* _Текст для чтения_:
****************************************

Далее. Проводимое всюду В.В. Орловым отождествление понятия физиологического в его общем смысле с понятием раздражимости вызывает серьезные возражения, так как затемняет вопрос о сущности физиологической деятельности вообще и ее различных форм и призвано создать видимость полной ясности того, что физиологическое — это низшее. Заметим, что В.В. Орлов нигде, ни в одной из своих многочисленных работ не дает специального анализа понятия физиологического и основанного на тщательном рассмотрении различных видов физиологических явлений определения этого столь важного для его теоретических построений понятия.

Как видим, различение физиологического в качестве низшего, а психического в качестве высшего в генетическом плане, проводимое В.В. Орловым, не может быть признано обоснованным. Рассмотрим теперь его доводы в пользу различения такого же рода, так сказать, в актуальном плане.

Здесь различение проводится по следующей линии: физиологическое это — рефлексы, а психическое — это несравненно более сложные мозговые функциональные образования (в данном случае под психическим мыслится нечто близкое к «мозговому функциональному органу» в том смысле, который придавали этому термину А.А. Ухтомский и А.Н. Леонтьев). Правда, В.В. Орлов несколько уточняет понятие психического по сравнению с А.Н. Леонтьевым, подчеркивающим онтогенетический .характер мозгового функционального органа. «Строго говоря,— пишет В.В. Орлов,— органом психической деятельности являются как врожденные, наследственно предопределенные, так и функциональные структуры» (там же, стр. 308). Но это нисколько не меняет сути дела, так как сохраняется тот же принцип различения физиологического и психического. Последнее рассматривается как интеграция физиологических элементов. Но условный рефлекс, согласно В.В. Орлову, также представляет собой интеграцию физиологических элементов, только низшего порядка, и таким образом «в результате интеграции физиологических элементов возникают два уровня целостности: физиологический и психический» (там же, стр. 372). Отметим, что В.В. Орлов не дает четкого определения термина «физиологический элемент» (хотя этот термин несет у него большую теоретическую нагрузку) и тем самым порождает множество неясностей. Но, по-видимому, все-таки под психическим он имеет в виду некую интеграцию условных рефлексов; это называется им высшим уровнем целостности и относится к категории нефизиологических явлений, т.е. психических, идеальных явлений.

****************************************

* _Задания_:
[A] Определите, согласуются ли с фрагментом о взглядах В.В. Орлова утверждения (i) В.В. Орлов дает четкое определение термина «физиологический элемент»; (ii) по мнению В.В. Орлова, органом психической деятельности служат как врожденные, так и функциональные структуры; (iii) в одной из своих работ В.В. Орлов проводит специальный анализ понятия физиологического. Для каждого ответьте «да» или «нет» и дословно приведите решающие слова текста.
[B] Воспроизведите без изменений часть фрагмента о взглядах В.В. Орлова начиная со слов «Далее. Проводимое всюду» вплоть до слов «в актуальном плане.» включительно.
Материал для выполнения заданий не требуется.

****************************************

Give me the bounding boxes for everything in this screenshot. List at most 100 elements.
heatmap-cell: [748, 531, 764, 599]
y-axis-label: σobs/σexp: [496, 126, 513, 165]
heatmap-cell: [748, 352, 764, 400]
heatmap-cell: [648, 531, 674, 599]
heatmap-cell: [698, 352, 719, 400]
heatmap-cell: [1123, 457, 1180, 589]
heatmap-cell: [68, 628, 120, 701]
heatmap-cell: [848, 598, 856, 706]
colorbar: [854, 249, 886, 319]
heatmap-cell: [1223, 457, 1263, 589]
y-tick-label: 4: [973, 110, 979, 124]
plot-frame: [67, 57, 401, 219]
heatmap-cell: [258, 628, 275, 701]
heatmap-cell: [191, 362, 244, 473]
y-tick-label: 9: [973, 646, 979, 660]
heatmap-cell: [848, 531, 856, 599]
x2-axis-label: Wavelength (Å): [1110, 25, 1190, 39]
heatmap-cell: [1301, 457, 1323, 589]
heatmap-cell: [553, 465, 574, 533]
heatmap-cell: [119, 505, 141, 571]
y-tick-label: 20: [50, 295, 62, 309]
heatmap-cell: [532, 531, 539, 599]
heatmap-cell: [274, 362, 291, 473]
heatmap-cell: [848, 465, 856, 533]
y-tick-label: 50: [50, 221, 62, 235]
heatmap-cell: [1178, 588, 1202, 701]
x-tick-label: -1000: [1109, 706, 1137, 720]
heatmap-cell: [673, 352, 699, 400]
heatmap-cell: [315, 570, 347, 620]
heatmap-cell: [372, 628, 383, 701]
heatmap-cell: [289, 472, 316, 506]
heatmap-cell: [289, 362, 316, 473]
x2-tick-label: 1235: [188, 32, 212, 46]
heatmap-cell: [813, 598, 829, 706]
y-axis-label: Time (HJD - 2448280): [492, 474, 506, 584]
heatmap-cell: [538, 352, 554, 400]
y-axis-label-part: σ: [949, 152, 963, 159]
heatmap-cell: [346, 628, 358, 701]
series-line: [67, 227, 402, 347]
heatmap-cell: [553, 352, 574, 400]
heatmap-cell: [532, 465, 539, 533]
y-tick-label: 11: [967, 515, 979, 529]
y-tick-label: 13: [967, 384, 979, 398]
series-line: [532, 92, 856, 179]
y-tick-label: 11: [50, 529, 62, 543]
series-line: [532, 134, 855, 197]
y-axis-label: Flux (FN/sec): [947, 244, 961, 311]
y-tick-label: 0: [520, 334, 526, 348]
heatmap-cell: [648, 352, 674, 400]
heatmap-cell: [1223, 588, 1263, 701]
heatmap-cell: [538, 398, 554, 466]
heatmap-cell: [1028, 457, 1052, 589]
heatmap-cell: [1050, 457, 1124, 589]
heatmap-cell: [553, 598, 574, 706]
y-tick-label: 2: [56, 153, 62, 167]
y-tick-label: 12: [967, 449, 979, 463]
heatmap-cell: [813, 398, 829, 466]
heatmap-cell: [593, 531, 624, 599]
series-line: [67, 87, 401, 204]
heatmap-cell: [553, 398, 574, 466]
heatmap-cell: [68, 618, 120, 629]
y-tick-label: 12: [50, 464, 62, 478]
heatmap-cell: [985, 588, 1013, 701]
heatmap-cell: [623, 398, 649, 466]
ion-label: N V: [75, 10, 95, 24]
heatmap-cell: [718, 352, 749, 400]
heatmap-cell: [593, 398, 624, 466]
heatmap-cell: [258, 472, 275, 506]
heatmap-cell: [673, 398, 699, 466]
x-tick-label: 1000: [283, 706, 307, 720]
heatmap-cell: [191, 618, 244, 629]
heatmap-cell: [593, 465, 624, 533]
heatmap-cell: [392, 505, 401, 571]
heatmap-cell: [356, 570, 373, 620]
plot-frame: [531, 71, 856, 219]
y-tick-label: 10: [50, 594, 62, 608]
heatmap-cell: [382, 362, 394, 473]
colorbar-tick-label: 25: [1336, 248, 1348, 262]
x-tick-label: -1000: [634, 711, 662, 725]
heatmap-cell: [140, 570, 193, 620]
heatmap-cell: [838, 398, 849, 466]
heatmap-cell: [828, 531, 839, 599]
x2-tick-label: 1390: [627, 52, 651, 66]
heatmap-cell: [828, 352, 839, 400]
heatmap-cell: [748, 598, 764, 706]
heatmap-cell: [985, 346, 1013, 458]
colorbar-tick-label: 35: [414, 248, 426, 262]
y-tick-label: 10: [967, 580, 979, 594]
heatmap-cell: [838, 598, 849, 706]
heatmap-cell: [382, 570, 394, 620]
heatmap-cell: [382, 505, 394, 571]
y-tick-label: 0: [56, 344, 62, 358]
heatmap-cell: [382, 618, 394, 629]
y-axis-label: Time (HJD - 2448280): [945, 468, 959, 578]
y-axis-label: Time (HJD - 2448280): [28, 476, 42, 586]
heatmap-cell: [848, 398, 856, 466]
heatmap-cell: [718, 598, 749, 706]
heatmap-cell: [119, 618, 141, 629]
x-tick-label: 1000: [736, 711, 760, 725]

****************************************

* _Ответы к заданиям_:
[A]
(i) Нет: «В.В. Орлов не дает четкого определения термина «физиологический элемент»».
(ii) Да: «органом психической деятельности являются как врожденные, наследственно предопределенные, так и функциональные структуры».
(iii) Нет: «В.В. Орлов нигде, ни в одной из своих многочисленных работ не дает специального анализа понятия физиологического».

[B]
Далее. Проводимое всюду В.В. Орловым отождествление понятия физиологического в его общем смысле с понятием раздражимости вызывает серьезные возражения, так как затемняет вопрос о сущности физиологической деятельности вообще и ее различных форм и призвано создать видимость полной ясности того, что физиологическое — это низшее. Заметим, что В.В. Орлов нигде, ни в одной из своих многочисленных работ не дает специального анализа понятия физиологического и основанного на тщательном рассмотрении различных видов физиологических явлений определения этого столь важного для его теоретических построений понятия.

Как видим, различение физиологического в качестве низшего, а психического в качестве высшего в генетическом плане, проводимое В.В. Орловым, не может быть признано обоснованным. Рассмотрим теперь его доводы в пользу различения такого же рода, так сказать, в актуальном плане.